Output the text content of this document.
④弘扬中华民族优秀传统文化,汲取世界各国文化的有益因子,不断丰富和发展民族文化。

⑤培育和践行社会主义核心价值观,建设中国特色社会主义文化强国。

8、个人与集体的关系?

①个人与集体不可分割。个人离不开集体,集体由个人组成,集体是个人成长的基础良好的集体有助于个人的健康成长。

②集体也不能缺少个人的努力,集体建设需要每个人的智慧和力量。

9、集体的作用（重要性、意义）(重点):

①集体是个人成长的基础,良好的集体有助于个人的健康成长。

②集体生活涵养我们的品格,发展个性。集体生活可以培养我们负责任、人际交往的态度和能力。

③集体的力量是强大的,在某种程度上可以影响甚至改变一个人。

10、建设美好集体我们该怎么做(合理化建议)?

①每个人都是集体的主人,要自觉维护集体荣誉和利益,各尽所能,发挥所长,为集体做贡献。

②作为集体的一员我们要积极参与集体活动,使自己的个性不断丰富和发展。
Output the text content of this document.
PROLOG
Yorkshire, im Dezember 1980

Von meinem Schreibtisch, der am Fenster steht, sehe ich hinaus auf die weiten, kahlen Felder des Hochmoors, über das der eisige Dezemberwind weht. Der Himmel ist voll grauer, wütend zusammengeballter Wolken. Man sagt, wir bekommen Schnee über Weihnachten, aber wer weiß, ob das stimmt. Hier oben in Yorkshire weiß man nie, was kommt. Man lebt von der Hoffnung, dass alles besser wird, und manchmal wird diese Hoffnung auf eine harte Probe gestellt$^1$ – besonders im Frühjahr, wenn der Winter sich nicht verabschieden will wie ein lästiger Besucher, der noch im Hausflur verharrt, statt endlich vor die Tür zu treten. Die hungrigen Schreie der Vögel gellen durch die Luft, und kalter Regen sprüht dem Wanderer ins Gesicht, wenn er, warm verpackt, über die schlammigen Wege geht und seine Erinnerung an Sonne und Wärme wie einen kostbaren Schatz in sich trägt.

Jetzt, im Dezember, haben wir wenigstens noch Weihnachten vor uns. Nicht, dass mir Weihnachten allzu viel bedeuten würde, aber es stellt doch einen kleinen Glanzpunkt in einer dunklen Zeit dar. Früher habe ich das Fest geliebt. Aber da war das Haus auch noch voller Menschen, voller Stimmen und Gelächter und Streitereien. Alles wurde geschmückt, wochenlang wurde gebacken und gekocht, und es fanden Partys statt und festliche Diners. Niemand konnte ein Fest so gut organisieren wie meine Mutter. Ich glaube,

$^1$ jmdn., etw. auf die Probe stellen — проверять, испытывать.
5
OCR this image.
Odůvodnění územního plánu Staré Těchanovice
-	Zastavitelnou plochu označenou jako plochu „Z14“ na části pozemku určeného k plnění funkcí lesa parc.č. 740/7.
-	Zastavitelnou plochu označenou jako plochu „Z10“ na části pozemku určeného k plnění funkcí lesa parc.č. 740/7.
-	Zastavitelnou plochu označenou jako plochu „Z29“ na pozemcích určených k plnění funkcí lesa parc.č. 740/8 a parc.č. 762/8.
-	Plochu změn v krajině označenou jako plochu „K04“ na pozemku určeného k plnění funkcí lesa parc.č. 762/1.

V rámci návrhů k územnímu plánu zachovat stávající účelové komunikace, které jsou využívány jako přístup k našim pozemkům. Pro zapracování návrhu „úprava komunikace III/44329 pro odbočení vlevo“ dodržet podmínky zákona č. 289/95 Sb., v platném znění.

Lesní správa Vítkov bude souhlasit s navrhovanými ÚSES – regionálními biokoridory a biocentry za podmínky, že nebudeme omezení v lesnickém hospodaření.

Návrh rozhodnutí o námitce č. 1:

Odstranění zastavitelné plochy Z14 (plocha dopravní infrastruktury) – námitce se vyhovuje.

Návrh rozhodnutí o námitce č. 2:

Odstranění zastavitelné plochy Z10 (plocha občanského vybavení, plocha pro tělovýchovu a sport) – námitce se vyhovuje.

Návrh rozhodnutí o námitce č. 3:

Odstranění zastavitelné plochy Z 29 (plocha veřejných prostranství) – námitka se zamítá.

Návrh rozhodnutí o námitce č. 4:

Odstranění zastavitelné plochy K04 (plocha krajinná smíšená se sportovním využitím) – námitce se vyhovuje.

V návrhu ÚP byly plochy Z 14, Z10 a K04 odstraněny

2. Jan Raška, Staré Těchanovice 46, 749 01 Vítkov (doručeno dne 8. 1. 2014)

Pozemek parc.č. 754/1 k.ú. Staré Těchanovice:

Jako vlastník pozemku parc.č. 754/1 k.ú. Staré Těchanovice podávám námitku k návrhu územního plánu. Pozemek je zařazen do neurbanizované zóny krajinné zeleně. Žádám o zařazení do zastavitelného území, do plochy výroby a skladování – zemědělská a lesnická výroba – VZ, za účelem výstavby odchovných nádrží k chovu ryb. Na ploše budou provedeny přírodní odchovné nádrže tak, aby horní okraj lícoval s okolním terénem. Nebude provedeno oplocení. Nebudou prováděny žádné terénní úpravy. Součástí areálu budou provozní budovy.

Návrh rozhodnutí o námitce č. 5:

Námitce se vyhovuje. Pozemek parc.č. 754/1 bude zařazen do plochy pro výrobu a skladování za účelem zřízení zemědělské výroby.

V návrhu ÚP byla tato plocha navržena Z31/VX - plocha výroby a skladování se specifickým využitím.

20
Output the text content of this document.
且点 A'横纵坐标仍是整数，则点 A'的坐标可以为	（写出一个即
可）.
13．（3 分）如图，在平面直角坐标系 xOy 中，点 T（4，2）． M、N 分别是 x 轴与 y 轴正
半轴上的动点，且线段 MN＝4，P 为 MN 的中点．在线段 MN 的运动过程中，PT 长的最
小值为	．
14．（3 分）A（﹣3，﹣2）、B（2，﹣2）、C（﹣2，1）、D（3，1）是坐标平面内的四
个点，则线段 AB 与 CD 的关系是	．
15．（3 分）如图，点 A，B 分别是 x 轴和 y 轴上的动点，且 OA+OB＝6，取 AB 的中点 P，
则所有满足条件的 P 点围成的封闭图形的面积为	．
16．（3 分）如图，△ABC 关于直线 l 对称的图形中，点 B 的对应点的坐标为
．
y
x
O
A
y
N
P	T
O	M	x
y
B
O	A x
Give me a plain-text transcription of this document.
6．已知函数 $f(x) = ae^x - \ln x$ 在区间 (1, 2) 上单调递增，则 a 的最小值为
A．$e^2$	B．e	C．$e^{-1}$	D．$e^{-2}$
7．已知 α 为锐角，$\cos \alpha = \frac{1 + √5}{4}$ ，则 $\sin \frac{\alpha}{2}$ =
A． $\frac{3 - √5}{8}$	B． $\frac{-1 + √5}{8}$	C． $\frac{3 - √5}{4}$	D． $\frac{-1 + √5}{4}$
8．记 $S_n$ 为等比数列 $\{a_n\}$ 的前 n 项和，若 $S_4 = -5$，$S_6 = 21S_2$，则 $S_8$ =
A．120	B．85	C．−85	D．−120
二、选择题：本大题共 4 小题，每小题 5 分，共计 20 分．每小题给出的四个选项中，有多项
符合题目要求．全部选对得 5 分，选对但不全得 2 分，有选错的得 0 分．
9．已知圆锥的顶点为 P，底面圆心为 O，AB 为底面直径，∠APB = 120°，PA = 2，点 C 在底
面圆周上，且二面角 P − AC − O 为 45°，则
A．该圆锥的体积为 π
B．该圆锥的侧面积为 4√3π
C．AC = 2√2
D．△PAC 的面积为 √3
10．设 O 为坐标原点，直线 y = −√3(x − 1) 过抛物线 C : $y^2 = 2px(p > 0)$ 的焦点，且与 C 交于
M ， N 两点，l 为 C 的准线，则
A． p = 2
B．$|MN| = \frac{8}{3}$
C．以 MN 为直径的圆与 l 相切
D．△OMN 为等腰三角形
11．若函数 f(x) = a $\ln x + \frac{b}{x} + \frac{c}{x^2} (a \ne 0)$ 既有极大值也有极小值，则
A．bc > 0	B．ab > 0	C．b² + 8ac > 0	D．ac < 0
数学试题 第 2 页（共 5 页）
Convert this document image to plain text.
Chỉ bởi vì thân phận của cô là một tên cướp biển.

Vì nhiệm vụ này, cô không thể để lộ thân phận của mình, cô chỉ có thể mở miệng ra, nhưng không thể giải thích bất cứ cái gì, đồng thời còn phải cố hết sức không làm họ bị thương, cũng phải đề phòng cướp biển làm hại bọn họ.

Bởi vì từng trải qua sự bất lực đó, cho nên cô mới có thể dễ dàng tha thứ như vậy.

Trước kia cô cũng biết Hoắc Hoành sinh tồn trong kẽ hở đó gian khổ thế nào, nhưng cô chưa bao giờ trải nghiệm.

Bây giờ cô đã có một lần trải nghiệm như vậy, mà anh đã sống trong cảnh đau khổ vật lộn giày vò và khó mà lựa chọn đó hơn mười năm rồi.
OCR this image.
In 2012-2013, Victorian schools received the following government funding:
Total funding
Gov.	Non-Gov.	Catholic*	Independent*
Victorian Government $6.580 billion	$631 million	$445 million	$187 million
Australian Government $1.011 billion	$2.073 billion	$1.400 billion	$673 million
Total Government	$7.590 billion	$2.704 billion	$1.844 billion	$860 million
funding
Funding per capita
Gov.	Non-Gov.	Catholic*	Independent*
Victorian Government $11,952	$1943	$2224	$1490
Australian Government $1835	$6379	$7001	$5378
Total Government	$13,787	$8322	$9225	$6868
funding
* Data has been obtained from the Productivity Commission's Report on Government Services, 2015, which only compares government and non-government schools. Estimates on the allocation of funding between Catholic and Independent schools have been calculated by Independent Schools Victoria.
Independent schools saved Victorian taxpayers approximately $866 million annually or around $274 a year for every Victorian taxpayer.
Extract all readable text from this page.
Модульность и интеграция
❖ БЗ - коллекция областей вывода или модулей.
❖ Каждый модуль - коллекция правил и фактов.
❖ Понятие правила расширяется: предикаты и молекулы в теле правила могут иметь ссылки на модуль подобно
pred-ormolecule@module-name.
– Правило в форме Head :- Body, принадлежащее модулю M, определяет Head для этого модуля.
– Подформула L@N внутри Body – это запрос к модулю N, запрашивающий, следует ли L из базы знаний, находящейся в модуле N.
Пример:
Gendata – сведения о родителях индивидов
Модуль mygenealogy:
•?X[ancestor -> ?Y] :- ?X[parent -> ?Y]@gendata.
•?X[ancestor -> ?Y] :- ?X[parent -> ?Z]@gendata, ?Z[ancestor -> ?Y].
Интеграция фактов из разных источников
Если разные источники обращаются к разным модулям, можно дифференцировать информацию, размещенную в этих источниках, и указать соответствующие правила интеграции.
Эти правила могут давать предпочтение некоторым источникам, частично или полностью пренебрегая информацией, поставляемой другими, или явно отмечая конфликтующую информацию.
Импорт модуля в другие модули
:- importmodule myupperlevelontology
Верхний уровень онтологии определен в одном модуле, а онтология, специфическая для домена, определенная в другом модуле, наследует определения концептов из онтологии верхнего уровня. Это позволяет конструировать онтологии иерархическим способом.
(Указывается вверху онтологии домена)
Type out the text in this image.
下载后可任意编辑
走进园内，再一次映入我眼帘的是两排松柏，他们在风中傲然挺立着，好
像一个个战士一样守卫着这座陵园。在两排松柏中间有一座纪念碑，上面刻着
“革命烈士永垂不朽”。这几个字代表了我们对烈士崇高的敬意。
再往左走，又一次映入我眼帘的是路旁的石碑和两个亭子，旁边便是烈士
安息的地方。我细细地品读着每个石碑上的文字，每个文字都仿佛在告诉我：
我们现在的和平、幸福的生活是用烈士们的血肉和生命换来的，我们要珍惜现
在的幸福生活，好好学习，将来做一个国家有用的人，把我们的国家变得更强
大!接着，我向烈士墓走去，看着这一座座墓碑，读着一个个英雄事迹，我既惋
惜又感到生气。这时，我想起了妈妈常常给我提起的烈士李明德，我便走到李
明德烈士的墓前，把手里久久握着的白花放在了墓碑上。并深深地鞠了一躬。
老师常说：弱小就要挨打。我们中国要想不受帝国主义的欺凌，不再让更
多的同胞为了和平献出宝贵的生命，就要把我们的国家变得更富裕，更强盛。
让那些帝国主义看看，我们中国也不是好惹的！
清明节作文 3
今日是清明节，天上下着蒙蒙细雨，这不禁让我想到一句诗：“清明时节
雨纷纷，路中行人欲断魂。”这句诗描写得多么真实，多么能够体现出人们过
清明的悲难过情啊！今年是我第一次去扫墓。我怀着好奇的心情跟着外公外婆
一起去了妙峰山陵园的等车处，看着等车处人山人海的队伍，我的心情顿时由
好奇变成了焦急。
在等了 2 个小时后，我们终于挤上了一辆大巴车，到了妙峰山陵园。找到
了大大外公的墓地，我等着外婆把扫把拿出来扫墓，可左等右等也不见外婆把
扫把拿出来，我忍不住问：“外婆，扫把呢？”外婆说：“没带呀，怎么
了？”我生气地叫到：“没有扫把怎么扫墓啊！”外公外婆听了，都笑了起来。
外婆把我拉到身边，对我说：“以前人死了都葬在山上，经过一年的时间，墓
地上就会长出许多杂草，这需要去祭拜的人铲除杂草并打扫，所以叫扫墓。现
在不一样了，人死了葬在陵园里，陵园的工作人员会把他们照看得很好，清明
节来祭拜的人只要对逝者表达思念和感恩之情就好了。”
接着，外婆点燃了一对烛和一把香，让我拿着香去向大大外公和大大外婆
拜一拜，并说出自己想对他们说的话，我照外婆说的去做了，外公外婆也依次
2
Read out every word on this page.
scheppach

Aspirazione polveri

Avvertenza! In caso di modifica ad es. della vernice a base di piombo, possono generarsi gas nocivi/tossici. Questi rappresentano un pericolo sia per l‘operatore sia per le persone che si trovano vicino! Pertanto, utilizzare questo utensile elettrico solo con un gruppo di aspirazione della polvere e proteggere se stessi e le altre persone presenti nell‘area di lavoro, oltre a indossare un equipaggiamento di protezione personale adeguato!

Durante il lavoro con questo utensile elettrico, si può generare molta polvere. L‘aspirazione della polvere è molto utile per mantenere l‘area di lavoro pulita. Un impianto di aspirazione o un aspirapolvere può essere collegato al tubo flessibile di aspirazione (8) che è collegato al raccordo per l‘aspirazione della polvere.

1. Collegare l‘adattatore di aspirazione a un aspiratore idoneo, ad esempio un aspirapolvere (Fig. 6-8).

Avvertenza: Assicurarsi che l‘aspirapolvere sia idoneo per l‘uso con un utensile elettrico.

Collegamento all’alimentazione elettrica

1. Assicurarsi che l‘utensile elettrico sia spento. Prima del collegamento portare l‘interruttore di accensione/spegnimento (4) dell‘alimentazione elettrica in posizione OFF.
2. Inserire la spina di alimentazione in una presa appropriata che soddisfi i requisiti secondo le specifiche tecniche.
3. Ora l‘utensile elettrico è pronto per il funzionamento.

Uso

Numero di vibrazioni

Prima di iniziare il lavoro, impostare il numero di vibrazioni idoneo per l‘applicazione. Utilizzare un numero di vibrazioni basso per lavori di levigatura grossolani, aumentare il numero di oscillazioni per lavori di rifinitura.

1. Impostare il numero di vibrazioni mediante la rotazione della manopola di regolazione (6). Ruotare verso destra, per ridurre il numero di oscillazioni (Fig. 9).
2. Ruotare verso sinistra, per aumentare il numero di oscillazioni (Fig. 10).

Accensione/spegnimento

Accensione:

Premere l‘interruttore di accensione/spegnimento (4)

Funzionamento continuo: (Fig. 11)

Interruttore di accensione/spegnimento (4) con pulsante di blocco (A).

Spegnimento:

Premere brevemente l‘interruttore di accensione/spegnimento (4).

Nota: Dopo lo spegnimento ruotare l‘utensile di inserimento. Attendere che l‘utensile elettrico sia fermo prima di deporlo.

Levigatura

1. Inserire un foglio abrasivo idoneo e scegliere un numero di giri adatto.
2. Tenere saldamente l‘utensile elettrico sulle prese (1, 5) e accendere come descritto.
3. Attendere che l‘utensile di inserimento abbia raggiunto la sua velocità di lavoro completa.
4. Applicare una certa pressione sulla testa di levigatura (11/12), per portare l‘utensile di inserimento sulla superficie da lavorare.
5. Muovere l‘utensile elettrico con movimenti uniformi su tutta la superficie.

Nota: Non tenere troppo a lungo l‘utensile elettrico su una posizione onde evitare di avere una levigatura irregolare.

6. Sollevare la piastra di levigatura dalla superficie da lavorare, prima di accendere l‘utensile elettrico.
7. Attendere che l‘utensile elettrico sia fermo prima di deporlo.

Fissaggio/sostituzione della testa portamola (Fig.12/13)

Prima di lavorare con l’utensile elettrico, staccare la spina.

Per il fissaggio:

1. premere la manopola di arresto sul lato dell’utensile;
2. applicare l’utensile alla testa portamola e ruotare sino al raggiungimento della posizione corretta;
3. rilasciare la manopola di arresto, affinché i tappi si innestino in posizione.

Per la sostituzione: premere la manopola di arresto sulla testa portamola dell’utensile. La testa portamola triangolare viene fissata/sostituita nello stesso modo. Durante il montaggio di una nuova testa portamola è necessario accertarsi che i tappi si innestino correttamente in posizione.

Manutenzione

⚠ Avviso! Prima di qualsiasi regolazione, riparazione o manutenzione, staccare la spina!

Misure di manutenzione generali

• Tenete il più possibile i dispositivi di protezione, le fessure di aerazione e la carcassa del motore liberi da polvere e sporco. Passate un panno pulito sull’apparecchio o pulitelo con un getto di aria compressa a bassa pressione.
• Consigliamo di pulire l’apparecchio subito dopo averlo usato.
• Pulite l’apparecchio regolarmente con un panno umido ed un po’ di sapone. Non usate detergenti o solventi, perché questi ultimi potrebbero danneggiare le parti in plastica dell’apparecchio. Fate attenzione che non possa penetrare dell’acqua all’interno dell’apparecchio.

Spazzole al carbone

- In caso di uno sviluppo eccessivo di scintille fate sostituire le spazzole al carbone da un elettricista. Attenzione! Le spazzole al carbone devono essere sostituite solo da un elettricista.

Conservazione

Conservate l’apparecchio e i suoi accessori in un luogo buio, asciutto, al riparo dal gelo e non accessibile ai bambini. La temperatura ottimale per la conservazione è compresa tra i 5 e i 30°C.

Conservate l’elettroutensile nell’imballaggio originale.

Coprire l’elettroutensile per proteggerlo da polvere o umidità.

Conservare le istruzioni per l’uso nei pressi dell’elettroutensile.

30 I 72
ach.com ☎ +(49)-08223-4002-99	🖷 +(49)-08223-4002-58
-=-=-
All lines above containing the string "информацию" are to be collected.

* [Exercise answer]
Если разные источники обращаются к разным модулям, можно дифференцировать информацию, размещенную в этих источниках, и указать соответствующие правила интеграции.
Эти правила могут давать предпочтение некоторым источникам, частично или полностью пренебрегая информацией, поставляемой другими, или явно отмечая конфликтующую информацию.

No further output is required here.